— BEGIN Record extracts —
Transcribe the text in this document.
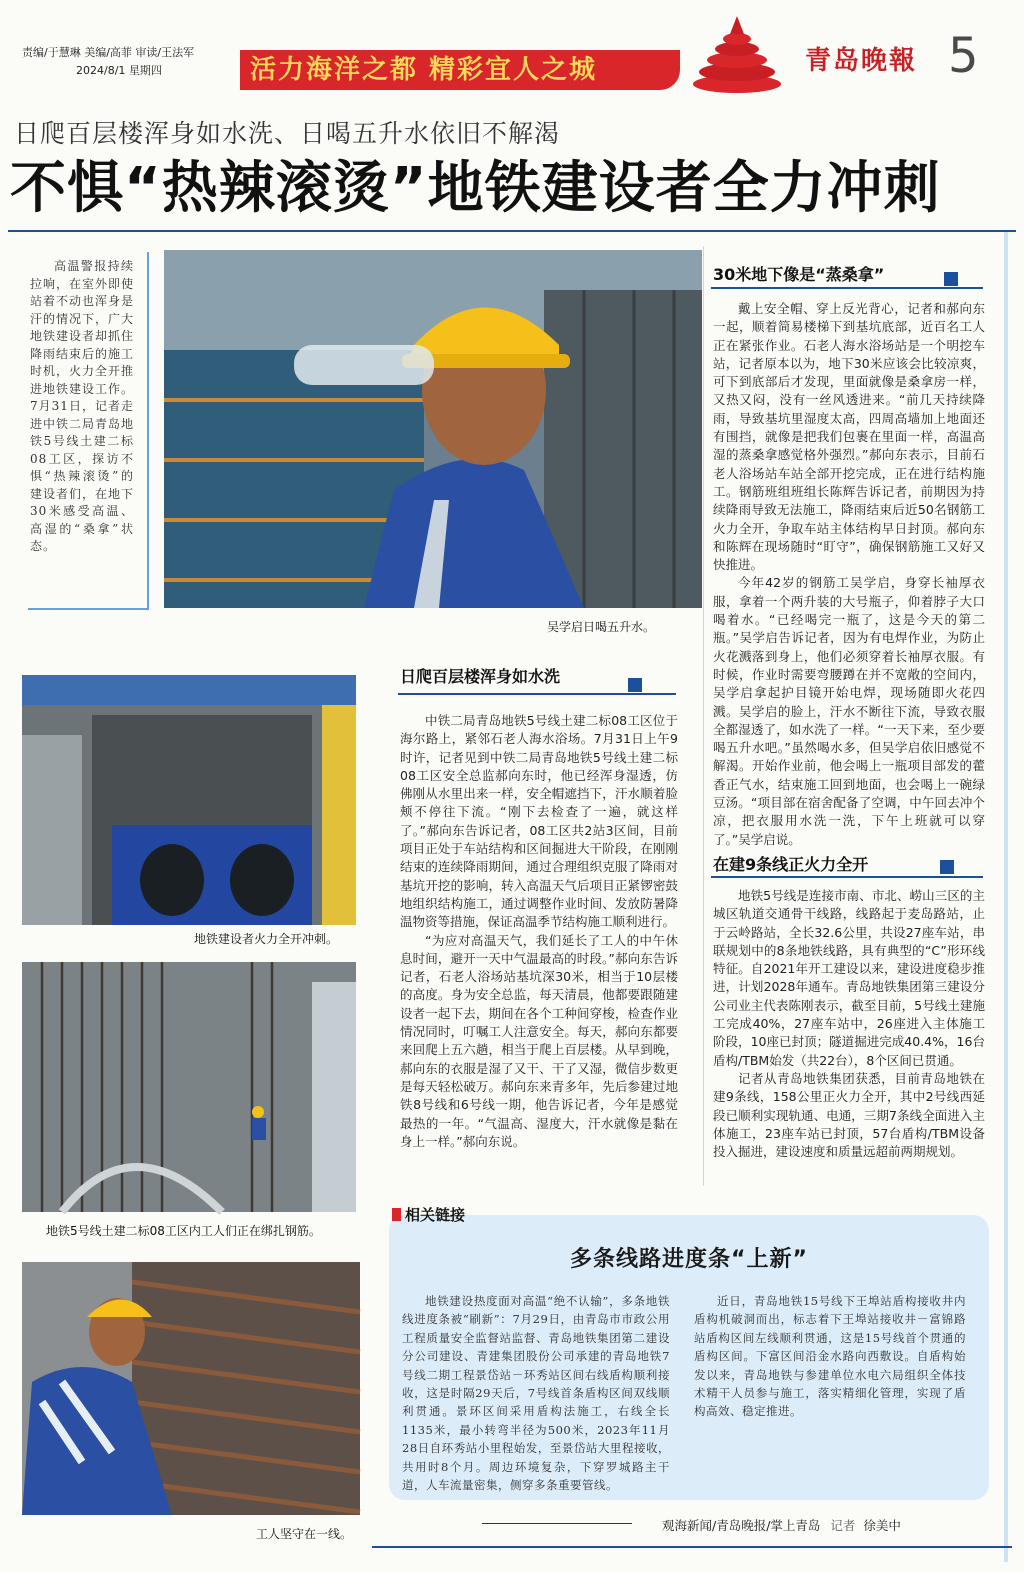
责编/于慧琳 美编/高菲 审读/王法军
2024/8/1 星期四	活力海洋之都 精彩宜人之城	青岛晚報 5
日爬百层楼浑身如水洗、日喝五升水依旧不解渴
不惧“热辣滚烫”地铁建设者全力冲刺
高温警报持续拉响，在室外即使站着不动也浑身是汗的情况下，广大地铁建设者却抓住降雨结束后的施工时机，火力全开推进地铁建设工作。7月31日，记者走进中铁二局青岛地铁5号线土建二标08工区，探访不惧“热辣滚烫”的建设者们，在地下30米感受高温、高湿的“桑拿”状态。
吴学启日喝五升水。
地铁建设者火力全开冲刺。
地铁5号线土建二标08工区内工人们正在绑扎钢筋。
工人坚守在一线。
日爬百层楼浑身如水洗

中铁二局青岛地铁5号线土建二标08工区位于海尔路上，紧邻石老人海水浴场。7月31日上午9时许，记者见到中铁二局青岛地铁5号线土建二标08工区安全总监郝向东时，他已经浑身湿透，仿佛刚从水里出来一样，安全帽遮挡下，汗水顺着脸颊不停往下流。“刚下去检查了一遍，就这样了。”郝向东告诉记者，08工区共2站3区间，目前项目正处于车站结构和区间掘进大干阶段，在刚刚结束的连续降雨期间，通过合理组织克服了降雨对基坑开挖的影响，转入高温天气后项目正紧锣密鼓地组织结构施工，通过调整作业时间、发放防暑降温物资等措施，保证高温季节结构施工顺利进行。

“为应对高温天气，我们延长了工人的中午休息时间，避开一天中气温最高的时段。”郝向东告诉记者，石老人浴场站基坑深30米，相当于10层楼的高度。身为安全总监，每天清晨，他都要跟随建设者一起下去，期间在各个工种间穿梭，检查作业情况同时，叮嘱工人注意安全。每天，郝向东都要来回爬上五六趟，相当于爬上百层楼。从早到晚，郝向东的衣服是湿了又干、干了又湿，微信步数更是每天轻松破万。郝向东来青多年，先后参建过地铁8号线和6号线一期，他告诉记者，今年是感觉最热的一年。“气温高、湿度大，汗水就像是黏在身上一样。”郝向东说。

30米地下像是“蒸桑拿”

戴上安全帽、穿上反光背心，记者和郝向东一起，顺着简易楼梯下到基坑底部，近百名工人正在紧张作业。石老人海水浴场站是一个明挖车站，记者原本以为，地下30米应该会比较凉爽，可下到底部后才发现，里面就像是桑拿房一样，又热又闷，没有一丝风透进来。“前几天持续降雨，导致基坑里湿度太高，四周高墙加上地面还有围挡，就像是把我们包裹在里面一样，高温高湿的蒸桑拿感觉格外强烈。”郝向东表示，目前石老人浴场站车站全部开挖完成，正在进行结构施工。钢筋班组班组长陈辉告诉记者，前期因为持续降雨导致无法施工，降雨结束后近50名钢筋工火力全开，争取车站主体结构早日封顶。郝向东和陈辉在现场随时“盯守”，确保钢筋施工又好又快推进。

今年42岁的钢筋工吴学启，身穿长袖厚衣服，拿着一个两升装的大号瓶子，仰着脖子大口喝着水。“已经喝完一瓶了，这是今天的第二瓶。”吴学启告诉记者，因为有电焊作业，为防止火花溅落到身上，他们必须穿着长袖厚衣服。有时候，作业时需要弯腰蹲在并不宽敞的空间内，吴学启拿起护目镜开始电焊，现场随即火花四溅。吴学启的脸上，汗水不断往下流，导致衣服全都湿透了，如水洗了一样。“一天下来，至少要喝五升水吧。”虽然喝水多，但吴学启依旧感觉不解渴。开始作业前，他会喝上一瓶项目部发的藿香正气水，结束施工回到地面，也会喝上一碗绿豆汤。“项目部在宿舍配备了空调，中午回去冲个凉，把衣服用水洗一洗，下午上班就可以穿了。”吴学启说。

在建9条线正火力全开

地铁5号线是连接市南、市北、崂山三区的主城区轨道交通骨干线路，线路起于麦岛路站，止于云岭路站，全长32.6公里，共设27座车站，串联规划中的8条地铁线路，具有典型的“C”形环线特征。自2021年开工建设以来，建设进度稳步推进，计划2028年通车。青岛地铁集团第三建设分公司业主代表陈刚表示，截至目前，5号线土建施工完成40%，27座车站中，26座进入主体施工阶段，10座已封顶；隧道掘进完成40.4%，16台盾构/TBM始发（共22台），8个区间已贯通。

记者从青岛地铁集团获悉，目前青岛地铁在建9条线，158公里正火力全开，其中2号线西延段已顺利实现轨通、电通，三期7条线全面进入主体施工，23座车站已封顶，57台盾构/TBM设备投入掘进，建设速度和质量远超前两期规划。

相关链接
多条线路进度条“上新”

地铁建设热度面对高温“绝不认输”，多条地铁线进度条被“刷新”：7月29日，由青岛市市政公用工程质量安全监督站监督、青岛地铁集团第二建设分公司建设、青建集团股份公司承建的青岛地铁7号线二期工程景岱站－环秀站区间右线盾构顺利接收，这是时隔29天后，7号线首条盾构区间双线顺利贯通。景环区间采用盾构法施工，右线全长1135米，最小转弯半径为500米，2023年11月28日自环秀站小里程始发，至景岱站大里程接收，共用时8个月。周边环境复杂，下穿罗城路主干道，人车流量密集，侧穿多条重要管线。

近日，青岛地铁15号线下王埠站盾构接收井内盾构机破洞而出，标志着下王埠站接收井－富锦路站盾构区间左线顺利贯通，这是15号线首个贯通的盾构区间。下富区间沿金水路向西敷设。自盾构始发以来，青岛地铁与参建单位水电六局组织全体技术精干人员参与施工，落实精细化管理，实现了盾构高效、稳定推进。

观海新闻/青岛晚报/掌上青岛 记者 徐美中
— END Record extracts —
=== Your objective ===
Pictures are to be left out; all else in the entries above is to be quoted exactly.

=== Complete output ===
Transcribe the text in this document.
责编/于慧琳 美编/高菲 审读/王法军
2024/8/1 星期四	活力海洋之都 精彩宜人之城	青岛晚報 5
日爬百层楼浑身如水洗、日喝五升水依旧不解渴
不惧“热辣滚烫”地铁建设者全力冲刺
高温警报持续拉响，在室外即使站着不动也浑身是汗的情况下，广大地铁建设者却抓住降雨结束后的施工时机，火力全开推进地铁建设工作。7月31日，记者走进中铁二局青岛地铁5号线土建二标08工区，探访不惧“热辣滚烫”的建设者们，在地下30米感受高温、高湿的“桑拿”状态。
吴学启日喝五升水。
地铁建设者火力全开冲刺。
地铁5号线土建二标08工区内工人们正在绑扎钢筋。
工人坚守在一线。
日爬百层楼浑身如水洗

中铁二局青岛地铁5号线土建二标08工区位于海尔路上，紧邻石老人海水浴场。7月31日上午9时许，记者见到中铁二局青岛地铁5号线土建二标08工区安全总监郝向东时，他已经浑身湿透，仿佛刚从水里出来一样，安全帽遮挡下，汗水顺着脸颊不停往下流。“刚下去检查了一遍，就这样了。”郝向东告诉记者，08工区共2站3区间，目前项目正处于车站结构和区间掘进大干阶段，在刚刚结束的连续降雨期间，通过合理组织克服了降雨对基坑开挖的影响，转入高温天气后项目正紧锣密鼓地组织结构施工，通过调整作业时间、发放防暑降温物资等措施，保证高温季节结构施工顺利进行。

“为应对高温天气，我们延长了工人的中午休息时间，避开一天中气温最高的时段。”郝向东告诉记者，石老人浴场站基坑深30米，相当于10层楼的高度。身为安全总监，每天清晨，他都要跟随建设者一起下去，期间在各个工种间穿梭，检查作业情况同时，叮嘱工人注意安全。每天，郝向东都要来回爬上五六趟，相当于爬上百层楼。从早到晚，郝向东的衣服是湿了又干、干了又湿，微信步数更是每天轻松破万。郝向东来青多年，先后参建过地铁8号线和6号线一期，他告诉记者，今年是感觉最热的一年。“气温高、湿度大，汗水就像是黏在身上一样。”郝向东说。

30米地下像是“蒸桑拿”

戴上安全帽、穿上反光背心，记者和郝向东一起，顺着简易楼梯下到基坑底部，近百名工人正在紧张作业。石老人海水浴场站是一个明挖车站，记者原本以为，地下30米应该会比较凉爽，可下到底部后才发现，里面就像是桑拿房一样，又热又闷，没有一丝风透进来。“前几天持续降雨，导致基坑里湿度太高，四周高墙加上地面还有围挡，就像是把我们包裹在里面一样，高温高湿的蒸桑拿感觉格外强烈。”郝向东表示，目前石老人浴场站车站全部开挖完成，正在进行结构施工。钢筋班组班组长陈辉告诉记者，前期因为持续降雨导致无法施工，降雨结束后近50名钢筋工火力全开，争取车站主体结构早日封顶。郝向东和陈辉在现场随时“盯守”，确保钢筋施工又好又快推进。

今年42岁的钢筋工吴学启，身穿长袖厚衣服，拿着一个两升装的大号瓶子，仰着脖子大口喝着水。“已经喝完一瓶了，这是今天的第二瓶。”吴学启告诉记者，因为有电焊作业，为防止火花溅落到身上，他们必须穿着长袖厚衣服。有时候，作业时需要弯腰蹲在并不宽敞的空间内，吴学启拿起护目镜开始电焊，现场随即火花四溅。吴学启的脸上，汗水不断往下流，导致衣服全都湿透了，如水洗了一样。“一天下来，至少要喝五升水吧。”虽然喝水多，但吴学启依旧感觉不解渴。开始作业前，他会喝上一瓶项目部发的藿香正气水，结束施工回到地面，也会喝上一碗绿豆汤。“项目部在宿舍配备了空调，中午回去冲个凉，把衣服用水洗一洗，下午上班就可以穿了。”吴学启说。

在建9条线正火力全开

地铁5号线是连接市南、市北、崂山三区的主城区轨道交通骨干线路，线路起于麦岛路站，止于云岭路站，全长32.6公里，共设27座车站，串联规划中的8条地铁线路，具有典型的“C”形环线特征。自2021年开工建设以来，建设进度稳步推进，计划2028年通车。青岛地铁集团第三建设分公司业主代表陈刚表示，截至目前，5号线土建施工完成40%，27座车站中，26座进入主体施工阶段，10座已封顶；隧道掘进完成40.4%，16台盾构/TBM始发（共22台），8个区间已贯通。

记者从青岛地铁集团获悉，目前青岛地铁在建9条线，158公里正火力全开，其中2号线西延段已顺利实现轨通、电通，三期7条线全面进入主体施工，23座车站已封顶，57台盾构/TBM设备投入掘进，建设速度和质量远超前两期规划。

相关链接
多条线路进度条“上新”

地铁建设热度面对高温“绝不认输”，多条地铁线进度条被“刷新”：7月29日，由青岛市市政公用工程质量安全监督站监督、青岛地铁集团第二建设分公司建设、青建集团股份公司承建的青岛地铁7号线二期工程景岱站－环秀站区间右线盾构顺利接收，这是时隔29天后，7号线首条盾构区间双线顺利贯通。景环区间采用盾构法施工，右线全长1135米，最小转弯半径为500米，2023年11月28日自环秀站小里程始发，至景岱站大里程接收，共用时8个月。周边环境复杂，下穿罗城路主干道，人车流量密集，侧穿多条重要管线。

近日，青岛地铁15号线下王埠站盾构接收井内盾构机破洞而出，标志着下王埠站接收井－富锦路站盾构区间左线顺利贯通，这是15号线首个贯通的盾构区间。下富区间沿金水路向西敷设。自盾构始发以来，青岛地铁与参建单位水电六局组织全体技术精干人员参与施工，落实精细化管理，实现了盾构高效、稳定推进。

观海新闻/青岛晚报/掌上青岛 记者 徐美中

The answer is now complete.